BEGIN SUPPLIED RECORDS

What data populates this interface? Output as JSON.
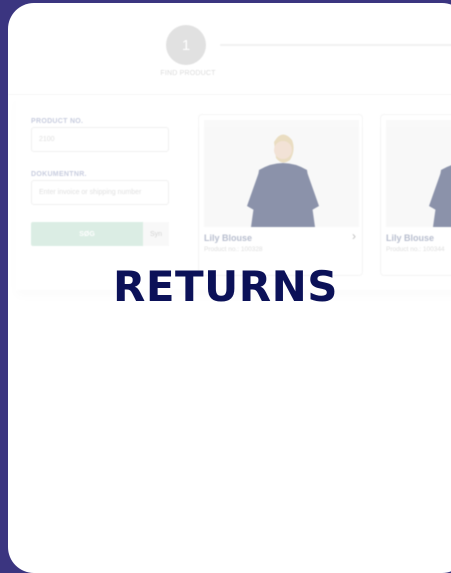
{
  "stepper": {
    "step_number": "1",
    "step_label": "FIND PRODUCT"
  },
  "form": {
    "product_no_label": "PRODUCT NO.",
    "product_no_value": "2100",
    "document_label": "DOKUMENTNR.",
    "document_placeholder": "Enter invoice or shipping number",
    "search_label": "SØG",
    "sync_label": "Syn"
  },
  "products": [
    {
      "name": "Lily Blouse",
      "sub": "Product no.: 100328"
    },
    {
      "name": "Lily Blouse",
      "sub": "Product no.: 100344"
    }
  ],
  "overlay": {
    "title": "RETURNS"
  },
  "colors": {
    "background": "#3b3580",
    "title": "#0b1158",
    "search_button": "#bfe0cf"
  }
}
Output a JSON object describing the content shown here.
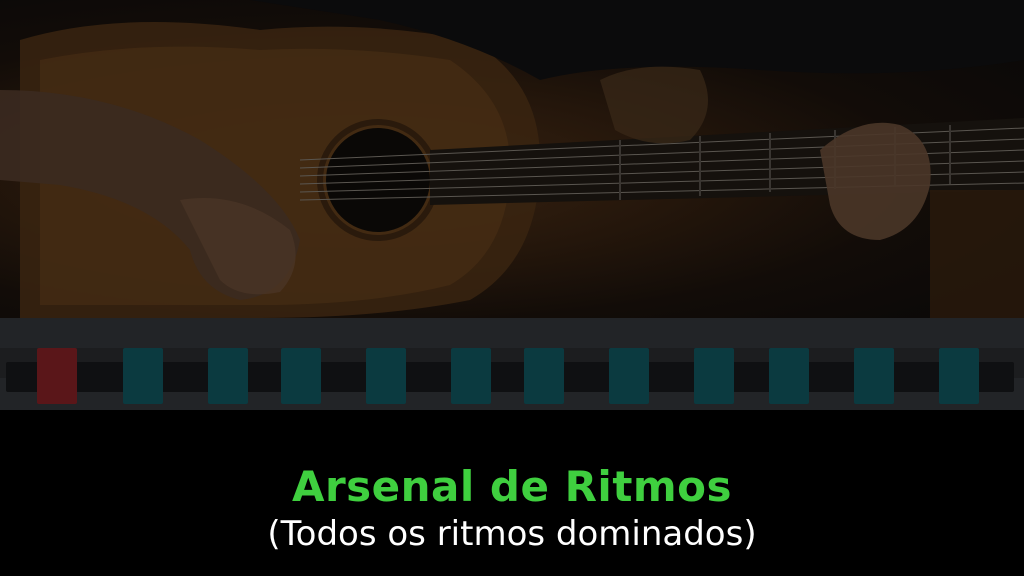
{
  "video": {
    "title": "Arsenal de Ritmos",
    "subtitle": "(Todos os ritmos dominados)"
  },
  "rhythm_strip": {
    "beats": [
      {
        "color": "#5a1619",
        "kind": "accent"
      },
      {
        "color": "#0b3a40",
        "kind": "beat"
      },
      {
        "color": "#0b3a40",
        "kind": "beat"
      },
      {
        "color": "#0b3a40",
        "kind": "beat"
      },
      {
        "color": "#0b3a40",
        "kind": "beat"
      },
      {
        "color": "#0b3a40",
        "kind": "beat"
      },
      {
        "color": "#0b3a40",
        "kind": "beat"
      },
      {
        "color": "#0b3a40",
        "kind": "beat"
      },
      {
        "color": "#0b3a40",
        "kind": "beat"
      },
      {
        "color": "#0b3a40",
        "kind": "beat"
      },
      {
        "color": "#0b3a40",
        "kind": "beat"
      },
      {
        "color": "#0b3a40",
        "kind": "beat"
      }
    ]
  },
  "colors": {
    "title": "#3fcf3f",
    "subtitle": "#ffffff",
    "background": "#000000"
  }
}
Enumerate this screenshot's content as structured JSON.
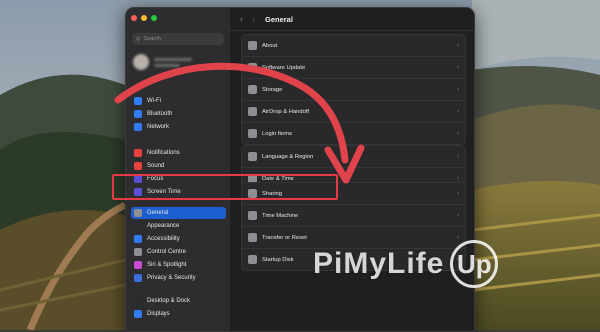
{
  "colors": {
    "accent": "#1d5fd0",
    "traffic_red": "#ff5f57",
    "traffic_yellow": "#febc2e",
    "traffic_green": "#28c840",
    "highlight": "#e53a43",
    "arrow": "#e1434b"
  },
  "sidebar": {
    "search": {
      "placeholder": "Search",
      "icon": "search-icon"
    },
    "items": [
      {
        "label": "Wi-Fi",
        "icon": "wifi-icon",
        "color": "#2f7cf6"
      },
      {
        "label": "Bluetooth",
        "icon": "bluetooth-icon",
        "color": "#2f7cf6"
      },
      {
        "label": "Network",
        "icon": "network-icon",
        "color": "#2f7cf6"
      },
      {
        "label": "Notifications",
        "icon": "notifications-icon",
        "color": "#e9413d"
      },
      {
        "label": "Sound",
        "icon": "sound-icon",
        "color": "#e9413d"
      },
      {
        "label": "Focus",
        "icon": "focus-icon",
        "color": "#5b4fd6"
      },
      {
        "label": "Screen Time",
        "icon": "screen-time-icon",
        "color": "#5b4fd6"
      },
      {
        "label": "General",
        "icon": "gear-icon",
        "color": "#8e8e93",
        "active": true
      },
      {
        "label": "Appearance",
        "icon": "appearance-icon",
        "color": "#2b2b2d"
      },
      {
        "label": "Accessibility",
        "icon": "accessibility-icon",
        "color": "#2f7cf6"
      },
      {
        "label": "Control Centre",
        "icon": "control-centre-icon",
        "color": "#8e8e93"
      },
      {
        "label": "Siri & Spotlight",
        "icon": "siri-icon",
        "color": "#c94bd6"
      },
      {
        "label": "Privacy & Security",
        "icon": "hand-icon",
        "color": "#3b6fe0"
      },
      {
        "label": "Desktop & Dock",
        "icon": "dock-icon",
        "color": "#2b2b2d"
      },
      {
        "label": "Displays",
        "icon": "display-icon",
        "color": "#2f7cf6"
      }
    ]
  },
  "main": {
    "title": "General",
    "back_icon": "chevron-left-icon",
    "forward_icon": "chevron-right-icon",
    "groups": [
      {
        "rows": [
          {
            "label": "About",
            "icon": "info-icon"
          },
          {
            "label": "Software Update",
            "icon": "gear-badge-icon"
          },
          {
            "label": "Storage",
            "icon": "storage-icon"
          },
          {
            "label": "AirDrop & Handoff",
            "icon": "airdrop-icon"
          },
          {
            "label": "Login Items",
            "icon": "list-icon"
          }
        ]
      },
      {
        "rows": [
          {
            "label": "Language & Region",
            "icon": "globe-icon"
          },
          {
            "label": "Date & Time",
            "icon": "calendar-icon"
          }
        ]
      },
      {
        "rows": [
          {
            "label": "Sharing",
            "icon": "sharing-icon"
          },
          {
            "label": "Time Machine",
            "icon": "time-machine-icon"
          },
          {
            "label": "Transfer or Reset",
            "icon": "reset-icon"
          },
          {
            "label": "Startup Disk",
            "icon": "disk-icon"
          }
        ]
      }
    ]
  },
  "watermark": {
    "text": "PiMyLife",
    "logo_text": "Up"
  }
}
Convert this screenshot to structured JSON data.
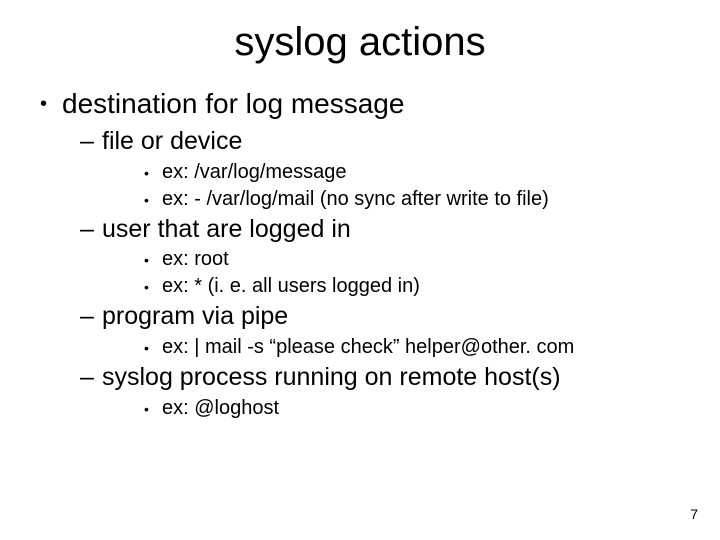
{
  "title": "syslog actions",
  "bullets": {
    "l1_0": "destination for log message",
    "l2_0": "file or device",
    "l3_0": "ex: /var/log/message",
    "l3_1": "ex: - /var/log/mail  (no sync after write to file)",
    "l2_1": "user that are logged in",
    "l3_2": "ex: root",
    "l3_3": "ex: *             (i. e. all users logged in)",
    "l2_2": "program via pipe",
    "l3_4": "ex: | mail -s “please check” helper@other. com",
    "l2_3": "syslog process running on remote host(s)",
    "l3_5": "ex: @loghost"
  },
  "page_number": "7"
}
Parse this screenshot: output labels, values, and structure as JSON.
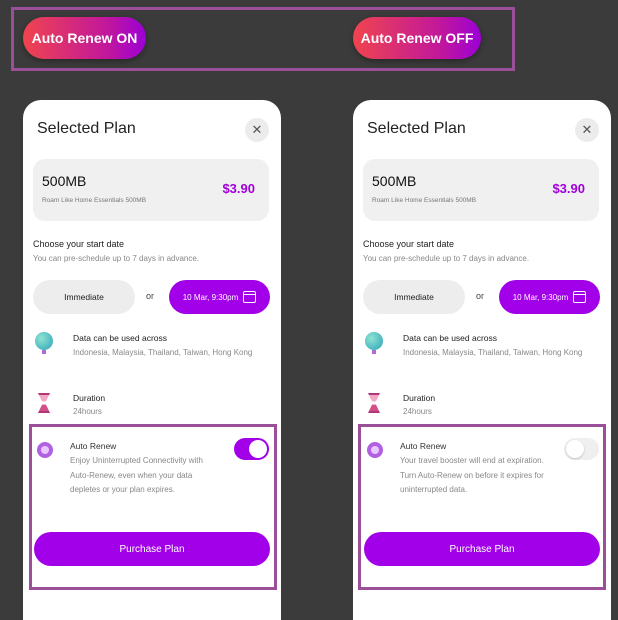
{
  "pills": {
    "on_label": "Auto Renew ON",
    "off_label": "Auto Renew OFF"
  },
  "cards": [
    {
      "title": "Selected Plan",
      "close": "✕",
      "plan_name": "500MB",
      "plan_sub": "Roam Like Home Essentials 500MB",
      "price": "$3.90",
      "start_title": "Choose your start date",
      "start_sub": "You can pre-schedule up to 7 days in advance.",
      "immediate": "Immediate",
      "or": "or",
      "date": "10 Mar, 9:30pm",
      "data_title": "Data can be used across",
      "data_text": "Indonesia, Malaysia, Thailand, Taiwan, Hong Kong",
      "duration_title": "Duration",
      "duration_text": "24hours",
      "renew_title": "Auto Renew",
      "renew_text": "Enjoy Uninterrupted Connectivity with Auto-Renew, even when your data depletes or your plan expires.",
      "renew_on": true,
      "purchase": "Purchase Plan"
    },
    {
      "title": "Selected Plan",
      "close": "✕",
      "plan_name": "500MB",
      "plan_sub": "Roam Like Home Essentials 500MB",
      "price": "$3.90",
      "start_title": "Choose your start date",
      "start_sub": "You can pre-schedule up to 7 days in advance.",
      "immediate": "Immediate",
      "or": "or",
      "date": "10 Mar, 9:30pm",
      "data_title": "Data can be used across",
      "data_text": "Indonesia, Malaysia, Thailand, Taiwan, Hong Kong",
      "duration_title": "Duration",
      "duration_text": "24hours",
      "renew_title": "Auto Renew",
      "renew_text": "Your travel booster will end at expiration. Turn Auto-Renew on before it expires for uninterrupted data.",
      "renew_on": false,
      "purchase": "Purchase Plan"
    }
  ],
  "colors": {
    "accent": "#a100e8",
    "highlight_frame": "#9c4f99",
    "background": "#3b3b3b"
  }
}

END SUPPLIED RECORDS

* **YOUR TASK**
Give only the number of lines in the entries above that contain the string "syslog".

* **EXPECTED OUTPUT**
2